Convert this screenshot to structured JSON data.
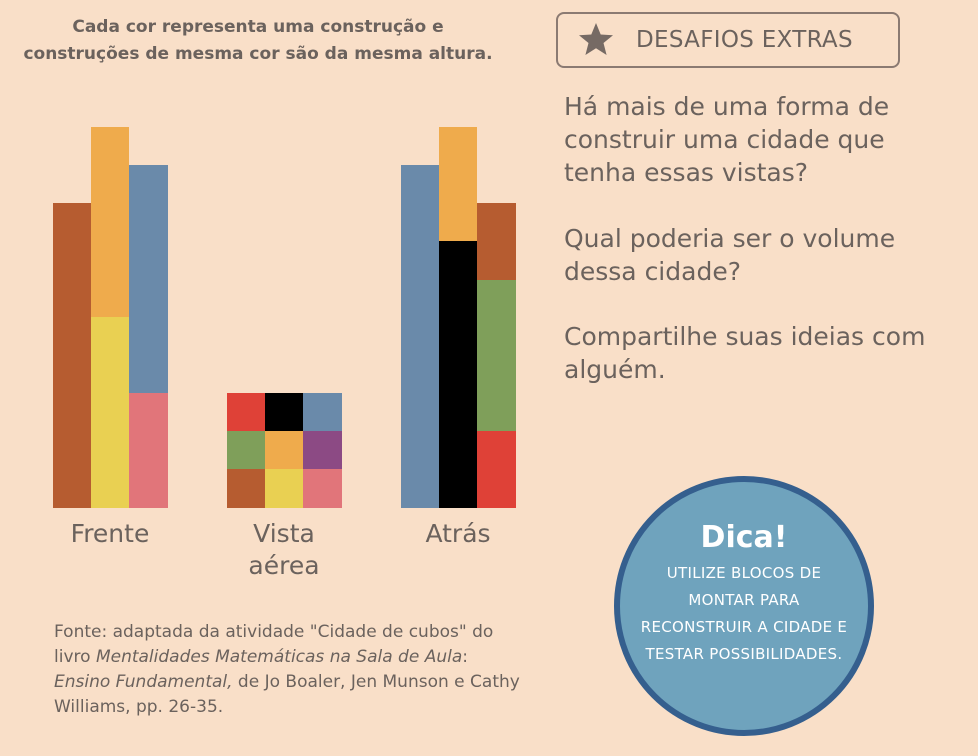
{
  "legend": "Cada cor representa uma construção e construções de mesma cor são da mesma altura.",
  "colors": {
    "brown": "#b65c30",
    "orange": "#efab4c",
    "steel_blue": "#6a8aaa",
    "yellow": "#e9d052",
    "pink": "#e1757a",
    "red": "#df4137",
    "black": "#000000",
    "green": "#7f9f5a",
    "purple": "#8c4a84",
    "background": "#f9dfc8"
  },
  "views": {
    "front": "Frente",
    "aerial": "Vista aérea",
    "back": "Atrás"
  },
  "source": {
    "prefix": "Fonte: adaptada da atividade \"Cidade de cubos\" do livro ",
    "book": "Mentalidades Matemáticas na Sala de Aula",
    "sep": ": ",
    "book2": "Ensino Fundamental,",
    "suffix": " de Jo Boaler, Jen Munson e Cathy Williams,  pp. 26-35."
  },
  "badge": {
    "icon": "star-icon",
    "label": "DESAFIOS EXTRAS"
  },
  "questions": [
    "Há mais de uma forma de construir uma cidade que tenha essas vistas?",
    "Qual poderia ser o volume dessa cidade?",
    "Compartilhe suas ideias com alguém."
  ],
  "tip": {
    "title": "Dica!",
    "body": "UTILIZE BLOCOS DE MONTAR PARA RECONSTRUIR A CIDADE  E TESTAR POSSIBILIDADES."
  }
}
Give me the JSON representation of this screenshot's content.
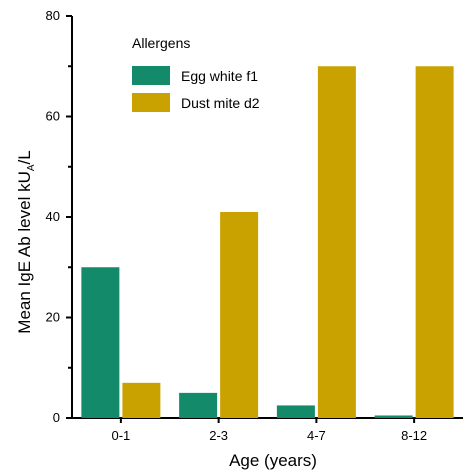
{
  "chart_data": {
    "type": "bar",
    "title": "",
    "xlabel": "Age (years)",
    "ylabel": "Mean IgE Ab level kU",
    "ylabel_subscript": "A",
    "ylabel_unit_suffix": "/L",
    "ylim": [
      0,
      80
    ],
    "yticks": [
      0,
      20,
      40,
      60,
      80
    ],
    "categories": [
      "0-1",
      "2-3",
      "4-7",
      "8-12"
    ],
    "legend": {
      "title": "Allergens",
      "placement": "top-left"
    },
    "series": [
      {
        "name": "Egg white f1",
        "color": "#138a6a",
        "values": [
          30,
          5,
          2.5,
          0.5
        ]
      },
      {
        "name": "Dust mite d2",
        "color": "#c9a200",
        "values": [
          7,
          41,
          70,
          70
        ]
      }
    ]
  }
}
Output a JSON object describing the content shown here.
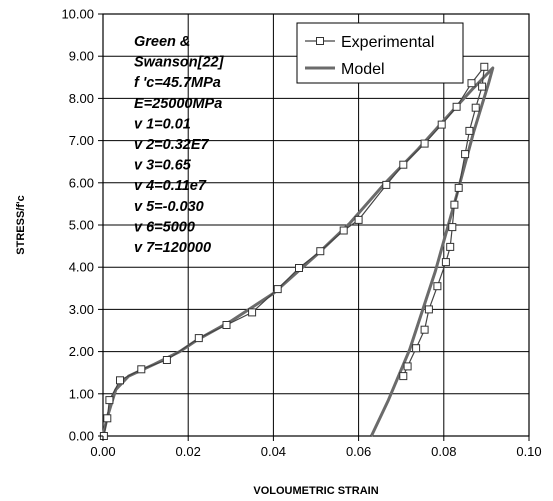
{
  "chart_data": {
    "type": "line",
    "xlabel": "VOLOUMETRIC STRAIN",
    "ylabel": "STRESS/f'c",
    "xlim": [
      0,
      0.1
    ],
    "ylim": [
      0,
      10
    ],
    "x_ticks": [
      "0.00",
      "0.02",
      "0.04",
      "0.06",
      "0.08",
      "0.10"
    ],
    "y_ticks": [
      "0.00",
      "1.00",
      "2.00",
      "3.00",
      "4.00",
      "5.00",
      "6.00",
      "7.00",
      "8.00",
      "9.00",
      "10.00"
    ],
    "grid": true,
    "legend_position": "top-right",
    "annotation_lines": [
      "Green &",
      "Swanson[22]",
      "f 'c=45.7MPa",
      "E=25000MPa",
      "v 1=0.01",
      "v 2=0.32E7",
      "v 3=0.65",
      "v 4=0.11e7",
      "v 5=-0.030",
      "v 6=5000",
      "v 7=120000"
    ],
    "series": [
      {
        "name": "Experimental",
        "color": "#444444",
        "marker": "square",
        "points": [
          [
            0.0002,
            0.0
          ],
          [
            0.001,
            0.42
          ],
          [
            0.0015,
            0.85
          ],
          [
            0.004,
            1.32
          ],
          [
            0.009,
            1.58
          ],
          [
            0.015,
            1.8
          ],
          [
            0.0225,
            2.32
          ],
          [
            0.029,
            2.63
          ],
          [
            0.035,
            2.93
          ],
          [
            0.041,
            3.48
          ],
          [
            0.046,
            3.98
          ],
          [
            0.051,
            4.38
          ],
          [
            0.0565,
            4.87
          ],
          [
            0.06,
            5.12
          ],
          [
            0.0665,
            5.95
          ],
          [
            0.0705,
            6.43
          ],
          [
            0.0755,
            6.93
          ],
          [
            0.0795,
            7.38
          ],
          [
            0.083,
            7.8
          ],
          [
            0.0865,
            8.36
          ],
          [
            0.0895,
            8.75
          ],
          [
            0.089,
            8.28
          ],
          [
            0.0875,
            7.78
          ],
          [
            0.086,
            7.23
          ],
          [
            0.085,
            6.68
          ],
          [
            0.0835,
            5.88
          ],
          [
            0.0825,
            5.48
          ],
          [
            0.082,
            4.95
          ],
          [
            0.0815,
            4.48
          ],
          [
            0.0805,
            4.12
          ],
          [
            0.0785,
            3.55
          ],
          [
            0.0765,
            3.0
          ],
          [
            0.0755,
            2.52
          ],
          [
            0.0735,
            2.08
          ],
          [
            0.0715,
            1.65
          ],
          [
            0.0705,
            1.42
          ]
        ]
      },
      {
        "name": "Model",
        "color": "#6b6b6b",
        "marker": "none",
        "points": [
          [
            0.0,
            0.0
          ],
          [
            0.001,
            0.45
          ],
          [
            0.003,
            1.1
          ],
          [
            0.006,
            1.42
          ],
          [
            0.012,
            1.7
          ],
          [
            0.018,
            2.0
          ],
          [
            0.022,
            2.27
          ],
          [
            0.03,
            2.72
          ],
          [
            0.04,
            3.38
          ],
          [
            0.05,
            4.28
          ],
          [
            0.058,
            5.05
          ],
          [
            0.066,
            5.97
          ],
          [
            0.074,
            6.8
          ],
          [
            0.082,
            7.7
          ],
          [
            0.087,
            8.25
          ],
          [
            0.0915,
            8.72
          ],
          [
            0.0905,
            8.35
          ],
          [
            0.087,
            7.2
          ],
          [
            0.083,
            5.7
          ],
          [
            0.078,
            3.9
          ],
          [
            0.072,
            2.05
          ],
          [
            0.067,
            0.85
          ],
          [
            0.063,
            0.0
          ]
        ]
      }
    ]
  }
}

_The problem_
Reproduce the material word for word, minus the images.

_Solution for this task_
Convert this screenshot to structured JSON data.
{
  "legend": "Cada cor representa uma construção e construções de mesma cor são da mesma altura.",
  "colors": {
    "brown": "#b65c30",
    "orange": "#efab4c",
    "steel_blue": "#6a8aaa",
    "yellow": "#e9d052",
    "pink": "#e1757a",
    "red": "#df4137",
    "black": "#000000",
    "green": "#7f9f5a",
    "purple": "#8c4a84",
    "background": "#f9dfc8"
  },
  "views": {
    "front": "Frente",
    "aerial": "Vista aérea",
    "back": "Atrás"
  },
  "source": {
    "prefix": "Fonte: adaptada da atividade \"Cidade de cubos\" do livro ",
    "book": "Mentalidades Matemáticas na Sala de Aula",
    "sep": ": ",
    "book2": "Ensino Fundamental,",
    "suffix": " de Jo Boaler, Jen Munson e Cathy Williams,  pp. 26-35."
  },
  "badge": {
    "icon": "star-icon",
    "label": "DESAFIOS EXTRAS"
  },
  "questions": [
    "Há mais de uma forma de construir uma cidade que tenha essas vistas?",
    "Qual poderia ser o volume dessa cidade?",
    "Compartilhe suas ideias com alguém."
  ],
  "tip": {
    "title": "Dica!",
    "body": "UTILIZE BLOCOS DE MONTAR PARA RECONSTRUIR A CIDADE  E TESTAR POSSIBILIDADES."
  }
}
Give me the JSON representation of this screenshot's content.
{
  "chart_data": {
    "type": "bar",
    "title": "",
    "xlabel": "Age (years)",
    "ylabel": "Mean IgE Ab level kU",
    "ylabel_subscript": "A",
    "ylabel_unit_suffix": "/L",
    "ylim": [
      0,
      80
    ],
    "yticks": [
      0,
      20,
      40,
      60,
      80
    ],
    "categories": [
      "0-1",
      "2-3",
      "4-7",
      "8-12"
    ],
    "legend": {
      "title": "Allergens",
      "placement": "top-left"
    },
    "series": [
      {
        "name": "Egg white f1",
        "color": "#138a6a",
        "values": [
          30,
          5,
          2.5,
          0.5
        ]
      },
      {
        "name": "Dust mite d2",
        "color": "#c9a200",
        "values": [
          7,
          41,
          70,
          70
        ]
      }
    ]
  }
}
Output a JSON object describing the content shown here.
{
  "chart_data": {
    "type": "line",
    "xlabel": "VOLOUMETRIC STRAIN",
    "ylabel": "STRESS/f'c",
    "xlim": [
      0,
      0.1
    ],
    "ylim": [
      0,
      10
    ],
    "x_ticks": [
      "0.00",
      "0.02",
      "0.04",
      "0.06",
      "0.08",
      "0.10"
    ],
    "y_ticks": [
      "0.00",
      "1.00",
      "2.00",
      "3.00",
      "4.00",
      "5.00",
      "6.00",
      "7.00",
      "8.00",
      "9.00",
      "10.00"
    ],
    "grid": true,
    "legend_position": "top-right",
    "annotation_lines": [
      "Green &",
      "Swanson[22]",
      "f 'c=45.7MPa",
      "E=25000MPa",
      "v 1=0.01",
      "v 2=0.32E7",
      "v 3=0.65",
      "v 4=0.11e7",
      "v 5=-0.030",
      "v 6=5000",
      "v 7=120000"
    ],
    "series": [
      {
        "name": "Experimental",
        "color": "#444444",
        "marker": "square",
        "points": [
          [
            0.0002,
            0.0
          ],
          [
            0.001,
            0.42
          ],
          [
            0.0015,
            0.85
          ],
          [
            0.004,
            1.32
          ],
          [
            0.009,
            1.58
          ],
          [
            0.015,
            1.8
          ],
          [
            0.0225,
            2.32
          ],
          [
            0.029,
            2.63
          ],
          [
            0.035,
            2.93
          ],
          [
            0.041,
            3.48
          ],
          [
            0.046,
            3.98
          ],
          [
            0.051,
            4.38
          ],
          [
            0.0565,
            4.87
          ],
          [
            0.06,
            5.12
          ],
          [
            0.0665,
            5.95
          ],
          [
            0.0705,
            6.43
          ],
          [
            0.0755,
            6.93
          ],
          [
            0.0795,
            7.38
          ],
          [
            0.083,
            7.8
          ],
          [
            0.0865,
            8.36
          ],
          [
            0.0895,
            8.75
          ],
          [
            0.089,
            8.28
          ],
          [
            0.0875,
            7.78
          ],
          [
            0.086,
            7.23
          ],
          [
            0.085,
            6.68
          ],
          [
            0.0835,
            5.88
          ],
          [
            0.0825,
            5.48
          ],
          [
            0.082,
            4.95
          ],
          [
            0.0815,
            4.48
          ],
          [
            0.0805,
            4.12
          ],
          [
            0.0785,
            3.55
          ],
          [
            0.0765,
            3.0
          ],
          [
            0.0755,
            2.52
          ],
          [
            0.0735,
            2.08
          ],
          [
            0.0715,
            1.65
          ],
          [
            0.0705,
            1.42
          ]
        ]
      },
      {
        "name": "Model",
        "color": "#6b6b6b",
        "marker": "none",
        "points": [
          [
            0.0,
            0.0
          ],
          [
            0.001,
            0.45
          ],
          [
            0.003,
            1.1
          ],
          [
            0.006,
            1.42
          ],
          [
            0.012,
            1.7
          ],
          [
            0.018,
            2.0
          ],
          [
            0.022,
            2.27
          ],
          [
            0.03,
            2.72
          ],
          [
            0.04,
            3.38
          ],
          [
            0.05,
            4.28
          ],
          [
            0.058,
            5.05
          ],
          [
            0.066,
            5.97
          ],
          [
            0.074,
            6.8
          ],
          [
            0.082,
            7.7
          ],
          [
            0.087,
            8.25
          ],
          [
            0.0915,
            8.72
          ],
          [
            0.0905,
            8.35
          ],
          [
            0.087,
            7.2
          ],
          [
            0.083,
            5.7
          ],
          [
            0.078,
            3.9
          ],
          [
            0.072,
            2.05
          ],
          [
            0.067,
            0.85
          ],
          [
            0.063,
            0.0
          ]
        ]
      }
    ]
  }
}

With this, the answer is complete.